DIRECTION = Every line that contains "description" counts once; give the total number of such lines, with no other words.
· · · · · · ·
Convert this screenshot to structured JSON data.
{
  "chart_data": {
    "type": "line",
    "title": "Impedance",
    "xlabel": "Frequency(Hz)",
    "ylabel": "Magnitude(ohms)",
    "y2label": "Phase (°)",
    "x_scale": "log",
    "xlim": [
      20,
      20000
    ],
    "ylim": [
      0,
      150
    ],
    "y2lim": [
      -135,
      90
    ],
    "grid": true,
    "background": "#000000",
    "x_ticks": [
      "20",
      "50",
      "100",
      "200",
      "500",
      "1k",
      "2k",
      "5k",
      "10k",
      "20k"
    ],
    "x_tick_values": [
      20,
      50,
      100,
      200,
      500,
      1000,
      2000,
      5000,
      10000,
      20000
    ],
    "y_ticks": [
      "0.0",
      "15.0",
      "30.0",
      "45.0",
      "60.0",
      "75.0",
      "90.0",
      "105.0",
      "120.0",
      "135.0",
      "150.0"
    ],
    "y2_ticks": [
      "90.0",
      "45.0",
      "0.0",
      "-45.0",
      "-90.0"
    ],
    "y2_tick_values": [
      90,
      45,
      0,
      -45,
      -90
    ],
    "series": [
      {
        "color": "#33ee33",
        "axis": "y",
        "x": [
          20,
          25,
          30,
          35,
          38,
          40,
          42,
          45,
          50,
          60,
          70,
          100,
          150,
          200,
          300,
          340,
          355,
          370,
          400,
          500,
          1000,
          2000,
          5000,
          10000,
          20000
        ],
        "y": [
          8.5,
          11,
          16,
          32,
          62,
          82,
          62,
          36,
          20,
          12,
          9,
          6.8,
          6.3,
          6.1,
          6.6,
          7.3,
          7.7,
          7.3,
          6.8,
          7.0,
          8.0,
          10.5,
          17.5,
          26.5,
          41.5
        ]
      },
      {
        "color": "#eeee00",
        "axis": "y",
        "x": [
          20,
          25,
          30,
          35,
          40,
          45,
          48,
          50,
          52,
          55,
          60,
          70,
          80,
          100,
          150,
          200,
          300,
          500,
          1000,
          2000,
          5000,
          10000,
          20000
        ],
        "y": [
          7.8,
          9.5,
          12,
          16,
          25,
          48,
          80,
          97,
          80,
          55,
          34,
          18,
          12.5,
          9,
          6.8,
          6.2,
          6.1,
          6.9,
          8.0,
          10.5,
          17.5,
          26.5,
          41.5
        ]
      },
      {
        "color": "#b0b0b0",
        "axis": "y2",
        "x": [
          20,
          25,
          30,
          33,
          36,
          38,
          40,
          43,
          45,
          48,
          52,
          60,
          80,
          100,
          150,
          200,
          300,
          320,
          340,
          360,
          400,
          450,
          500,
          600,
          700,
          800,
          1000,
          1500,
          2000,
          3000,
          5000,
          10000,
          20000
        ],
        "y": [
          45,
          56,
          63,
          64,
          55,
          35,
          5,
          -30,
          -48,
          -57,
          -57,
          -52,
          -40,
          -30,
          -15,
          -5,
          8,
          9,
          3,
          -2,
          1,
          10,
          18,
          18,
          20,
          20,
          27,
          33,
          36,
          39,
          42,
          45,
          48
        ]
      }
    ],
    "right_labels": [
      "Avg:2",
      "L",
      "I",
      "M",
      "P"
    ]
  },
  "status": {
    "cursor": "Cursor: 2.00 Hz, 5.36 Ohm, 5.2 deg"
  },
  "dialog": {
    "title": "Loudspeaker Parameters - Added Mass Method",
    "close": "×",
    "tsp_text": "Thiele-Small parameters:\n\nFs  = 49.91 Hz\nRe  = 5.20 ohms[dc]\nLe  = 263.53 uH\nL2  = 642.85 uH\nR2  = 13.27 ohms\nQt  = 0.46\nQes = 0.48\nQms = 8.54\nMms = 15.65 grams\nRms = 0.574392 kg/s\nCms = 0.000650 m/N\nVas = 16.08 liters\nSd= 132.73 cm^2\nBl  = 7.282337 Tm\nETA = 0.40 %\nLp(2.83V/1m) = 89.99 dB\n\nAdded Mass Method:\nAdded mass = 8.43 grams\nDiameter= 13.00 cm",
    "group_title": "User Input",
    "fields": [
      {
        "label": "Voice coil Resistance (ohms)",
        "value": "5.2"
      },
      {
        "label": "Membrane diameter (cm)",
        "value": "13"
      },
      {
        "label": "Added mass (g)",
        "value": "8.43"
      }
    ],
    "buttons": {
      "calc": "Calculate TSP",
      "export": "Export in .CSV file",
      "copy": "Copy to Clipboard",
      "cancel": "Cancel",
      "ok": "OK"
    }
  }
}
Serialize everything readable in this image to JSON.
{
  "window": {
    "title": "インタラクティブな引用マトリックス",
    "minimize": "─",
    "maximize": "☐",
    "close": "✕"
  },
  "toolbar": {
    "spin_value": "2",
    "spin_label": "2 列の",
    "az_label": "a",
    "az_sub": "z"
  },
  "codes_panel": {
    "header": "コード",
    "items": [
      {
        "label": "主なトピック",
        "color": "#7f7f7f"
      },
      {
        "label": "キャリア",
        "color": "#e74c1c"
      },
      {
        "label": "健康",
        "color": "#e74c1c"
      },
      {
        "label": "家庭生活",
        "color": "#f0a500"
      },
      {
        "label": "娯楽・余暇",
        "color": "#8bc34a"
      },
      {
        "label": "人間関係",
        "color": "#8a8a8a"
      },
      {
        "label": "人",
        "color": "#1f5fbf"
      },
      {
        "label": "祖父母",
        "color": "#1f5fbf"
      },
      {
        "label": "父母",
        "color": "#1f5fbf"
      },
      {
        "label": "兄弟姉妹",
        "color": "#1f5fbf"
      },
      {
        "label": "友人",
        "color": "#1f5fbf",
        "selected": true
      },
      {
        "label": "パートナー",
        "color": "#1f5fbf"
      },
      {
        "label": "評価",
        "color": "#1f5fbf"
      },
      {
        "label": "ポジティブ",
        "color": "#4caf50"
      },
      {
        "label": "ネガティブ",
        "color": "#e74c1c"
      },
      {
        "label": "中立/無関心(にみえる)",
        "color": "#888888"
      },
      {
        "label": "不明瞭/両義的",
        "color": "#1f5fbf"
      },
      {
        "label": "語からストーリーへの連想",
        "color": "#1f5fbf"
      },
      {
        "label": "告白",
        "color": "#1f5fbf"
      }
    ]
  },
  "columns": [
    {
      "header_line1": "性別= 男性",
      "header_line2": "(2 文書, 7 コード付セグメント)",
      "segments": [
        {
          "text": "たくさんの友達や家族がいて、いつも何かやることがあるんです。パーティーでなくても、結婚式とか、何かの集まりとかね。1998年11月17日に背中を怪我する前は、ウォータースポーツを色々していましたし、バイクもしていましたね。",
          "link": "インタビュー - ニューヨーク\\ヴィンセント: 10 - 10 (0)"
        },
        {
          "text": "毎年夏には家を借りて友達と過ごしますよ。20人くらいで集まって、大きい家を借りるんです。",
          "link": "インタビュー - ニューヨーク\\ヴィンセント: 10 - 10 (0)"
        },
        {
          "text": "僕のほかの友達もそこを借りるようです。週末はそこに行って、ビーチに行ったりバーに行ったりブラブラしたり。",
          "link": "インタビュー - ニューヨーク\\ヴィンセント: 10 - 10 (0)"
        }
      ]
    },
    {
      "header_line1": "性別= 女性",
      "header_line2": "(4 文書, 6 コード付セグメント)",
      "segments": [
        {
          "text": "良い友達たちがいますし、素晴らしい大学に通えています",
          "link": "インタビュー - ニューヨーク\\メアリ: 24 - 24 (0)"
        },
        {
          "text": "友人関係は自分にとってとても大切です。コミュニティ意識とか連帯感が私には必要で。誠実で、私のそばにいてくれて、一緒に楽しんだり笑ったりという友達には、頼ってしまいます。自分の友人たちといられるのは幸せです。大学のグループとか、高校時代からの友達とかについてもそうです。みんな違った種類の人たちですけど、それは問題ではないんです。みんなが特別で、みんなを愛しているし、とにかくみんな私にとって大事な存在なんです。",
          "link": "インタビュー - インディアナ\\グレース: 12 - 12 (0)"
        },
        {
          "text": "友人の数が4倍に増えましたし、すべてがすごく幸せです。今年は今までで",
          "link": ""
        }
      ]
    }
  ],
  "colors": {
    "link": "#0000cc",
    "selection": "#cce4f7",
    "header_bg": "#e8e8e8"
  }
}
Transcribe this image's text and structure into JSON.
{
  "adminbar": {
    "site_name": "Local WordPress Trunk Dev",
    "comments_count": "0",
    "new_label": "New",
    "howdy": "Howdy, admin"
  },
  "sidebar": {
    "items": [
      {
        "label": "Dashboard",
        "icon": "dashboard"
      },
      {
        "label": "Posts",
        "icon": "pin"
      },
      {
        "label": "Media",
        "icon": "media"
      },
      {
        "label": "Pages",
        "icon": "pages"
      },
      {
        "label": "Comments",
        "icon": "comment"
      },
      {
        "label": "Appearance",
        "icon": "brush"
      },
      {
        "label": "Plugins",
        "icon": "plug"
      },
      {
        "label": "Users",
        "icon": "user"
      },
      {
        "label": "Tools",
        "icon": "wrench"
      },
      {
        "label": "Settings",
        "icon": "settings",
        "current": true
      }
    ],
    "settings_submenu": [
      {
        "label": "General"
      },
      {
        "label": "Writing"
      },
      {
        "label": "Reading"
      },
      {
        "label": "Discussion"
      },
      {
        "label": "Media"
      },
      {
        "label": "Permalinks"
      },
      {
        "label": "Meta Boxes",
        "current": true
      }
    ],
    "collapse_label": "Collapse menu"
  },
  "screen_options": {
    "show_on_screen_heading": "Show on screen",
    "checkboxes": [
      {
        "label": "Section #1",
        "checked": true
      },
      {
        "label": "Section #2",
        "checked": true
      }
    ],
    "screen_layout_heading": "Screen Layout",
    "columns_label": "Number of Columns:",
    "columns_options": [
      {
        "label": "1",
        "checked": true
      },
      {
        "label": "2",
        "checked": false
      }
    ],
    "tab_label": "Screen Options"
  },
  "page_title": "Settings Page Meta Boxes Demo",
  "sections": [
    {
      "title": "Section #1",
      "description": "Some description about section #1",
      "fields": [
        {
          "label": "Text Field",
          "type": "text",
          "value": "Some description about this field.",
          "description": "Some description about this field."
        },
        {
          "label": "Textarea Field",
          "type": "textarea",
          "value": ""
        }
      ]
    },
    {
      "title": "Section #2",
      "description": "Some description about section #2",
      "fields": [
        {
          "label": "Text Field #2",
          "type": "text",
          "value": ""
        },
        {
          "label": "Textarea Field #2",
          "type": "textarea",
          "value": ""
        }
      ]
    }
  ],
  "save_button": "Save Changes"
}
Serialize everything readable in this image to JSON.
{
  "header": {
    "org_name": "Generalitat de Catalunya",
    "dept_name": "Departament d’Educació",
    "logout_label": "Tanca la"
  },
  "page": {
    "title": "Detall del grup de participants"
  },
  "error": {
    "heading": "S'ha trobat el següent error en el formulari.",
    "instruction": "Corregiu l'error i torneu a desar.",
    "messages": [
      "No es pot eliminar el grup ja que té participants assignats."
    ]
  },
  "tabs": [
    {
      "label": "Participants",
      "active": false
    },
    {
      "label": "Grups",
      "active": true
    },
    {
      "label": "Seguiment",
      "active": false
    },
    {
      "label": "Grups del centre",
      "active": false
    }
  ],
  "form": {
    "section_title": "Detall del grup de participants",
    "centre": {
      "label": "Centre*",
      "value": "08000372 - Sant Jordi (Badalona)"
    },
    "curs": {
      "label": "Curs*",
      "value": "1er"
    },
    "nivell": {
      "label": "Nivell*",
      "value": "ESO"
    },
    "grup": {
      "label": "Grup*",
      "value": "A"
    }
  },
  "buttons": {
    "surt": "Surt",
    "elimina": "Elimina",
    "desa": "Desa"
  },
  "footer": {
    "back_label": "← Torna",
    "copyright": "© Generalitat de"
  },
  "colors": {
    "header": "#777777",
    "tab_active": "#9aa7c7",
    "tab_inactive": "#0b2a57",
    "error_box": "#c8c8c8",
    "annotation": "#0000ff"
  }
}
· · · · · · ·
EXERCISE SOLUTION = 4